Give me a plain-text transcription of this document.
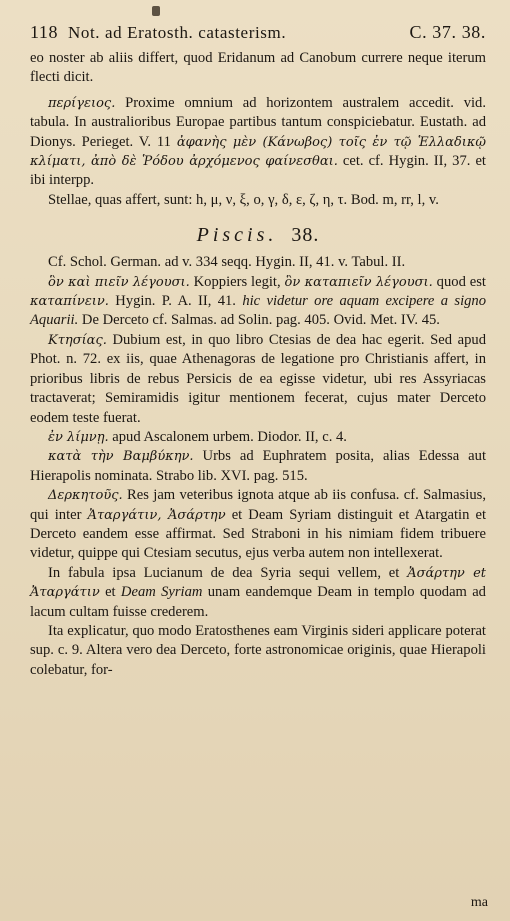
118 Not. ad Eratosth. catasterism.	C. 37. 38.

eo noster ab aliis differt, quod Eridanum ad Canobum currere neque iterum flecti dicit.

περίγειος. Proxime omnium ad horizontem australem accedit. vid. tabula. In australioribus Europae partibus tantum conspiciebatur. Eustath. ad Dionys. Perieget. V. 11 ἀφανὴς μὲν (Κάνωβος) τοῖς ἐν τῷ Ἑλλαδικῷ κλίματι, ἀπὸ δὲ Ῥόδου ἀρχόμενος φαίνεσθαι. cet. cf. Hygin. II, 37. et ibi interpp.

Stellae, quas affert, sunt: h, μ, ν, ξ, ο, γ, δ, ε, ζ, η, τ. Bod. m, rr, l, v.

Piscis. 38.

Cf. Schol. German. ad v. 334 seqq. Hygin. II, 41. v. Tabul. II.

ὃν καὶ πιεῖν λέγουσι. Koppiers legit, ὃν καταπιεῖν λέγουσι. quod est καταπίνειν. Hygin. P. A. II, 41. hic videtur ore aquam excipere a signo Aquarii. De Derceto cf. Salmas. ad Solin. pag. 405. Ovid. Met. IV. 45.

Κτησίας. Dubium est, in quo libro Ctesias de dea hac egerit. Sed apud Phot. n. 72. ex iis, quae Athenagoras de legatione pro Christianis affert, in prioribus libris de rebus Persicis de ea egisse videtur, ubi res Assyriacas tractaverat; Semiramidis igitur mentionem fecerat, cujus mater Derceto eodem teste fuerat.

ἐν λίμνῃ. apud Ascalonem urbem. Diodor. II, c. 4.

κατὰ τὴν Βαμβύκην. Urbs ad Euphratem posita, alias Edessa aut Hierapolis nominata. Strabo lib. XVI. pag. 515.

Δερκητοῦς. Res jam veteribus ignota atque ab iis confusa. cf. Salmasius, qui inter Ἀταργάτιν, Ἀσάρτην et Deam Syriam distinguit et Atargatin et Derceto eandem esse affirmat. Sed Straboni in his nimiam fidem tribuere videtur, quippe qui Ctesiam secutus, ejus verba autem non intellexerat.

In fabula ipsa Lucianum de dea Syria sequi vellem, et Ἀσάρτην et Ἀταργάτιν et Deam Syriam unam eandemque Deam in templo quodam ad lacum cultam fuisse crederem.

Ita explicatur, quo modo Eratosthenes eam Virginis sideri applicare poterat sup. c. 9. Altera vero dea Derceto, forte astronomicae originis, quae Hierapoli colebatur, for-

ma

• Problem to work on: Using the material above, set down every line exactly, but skip the pictures.

• Full answer:
Give me a plain-text transcription of this document.
118 Not. ad Eratosth. catasterism.	C. 37. 38.

eo noster ab aliis differt, quod Eridanum ad Canobum currere neque iterum flecti dicit.

περίγειος. Proxime omnium ad horizontem australem accedit. vid. tabula. In australioribus Europae partibus tantum conspiciebatur. Eustath. ad Dionys. Perieget. V. 11 ἀφανὴς μὲν (Κάνωβος) τοῖς ἐν τῷ Ἑλλαδικῷ κλίματι, ἀπὸ δὲ Ῥόδου ἀρχόμενος φαίνεσθαι. cet. cf. Hygin. II, 37. et ibi interpp.

Stellae, quas affert, sunt: h, μ, ν, ξ, ο, γ, δ, ε, ζ, η, τ. Bod. m, rr, l, v.

Piscis. 38.

Cf. Schol. German. ad v. 334 seqq. Hygin. II, 41. v. Tabul. II.

ὃν καὶ πιεῖν λέγουσι. Koppiers legit, ὃν καταπιεῖν λέγουσι. quod est καταπίνειν. Hygin. P. A. II, 41. hic videtur ore aquam excipere a signo Aquarii. De Derceto cf. Salmas. ad Solin. pag. 405. Ovid. Met. IV. 45.

Κτησίας. Dubium est, in quo libro Ctesias de dea hac egerit. Sed apud Phot. n. 72. ex iis, quae Athenagoras de legatione pro Christianis affert, in prioribus libris de rebus Persicis de ea egisse videtur, ubi res Assyriacas tractaverat; Semiramidis igitur mentionem fecerat, cujus mater Derceto eodem teste fuerat.

ἐν λίμνῃ. apud Ascalonem urbem. Diodor. II, c. 4.

κατὰ τὴν Βαμβύκην. Urbs ad Euphratem posita, alias Edessa aut Hierapolis nominata. Strabo lib. XVI. pag. 515.

Δερκητοῦς. Res jam veteribus ignota atque ab iis confusa. cf. Salmasius, qui inter Ἀταργάτιν, Ἀσάρτην et Deam Syriam distinguit et Atargatin et Derceto eandem esse affirmat. Sed Straboni in his nimiam fidem tribuere videtur, quippe qui Ctesiam secutus, ejus verba autem non intellexerat.

In fabula ipsa Lucianum de dea Syria sequi vellem, et Ἀσάρτην et Ἀταργάτιν et Deam Syriam unam eandemque Deam in templo quodam ad lacum cultam fuisse crederem.

Ita explicatur, quo modo Eratosthenes eam Virginis sideri applicare poterat sup. c. 9. Altera vero dea Derceto, forte astronomicae originis, quae Hierapoli colebatur, for-

ma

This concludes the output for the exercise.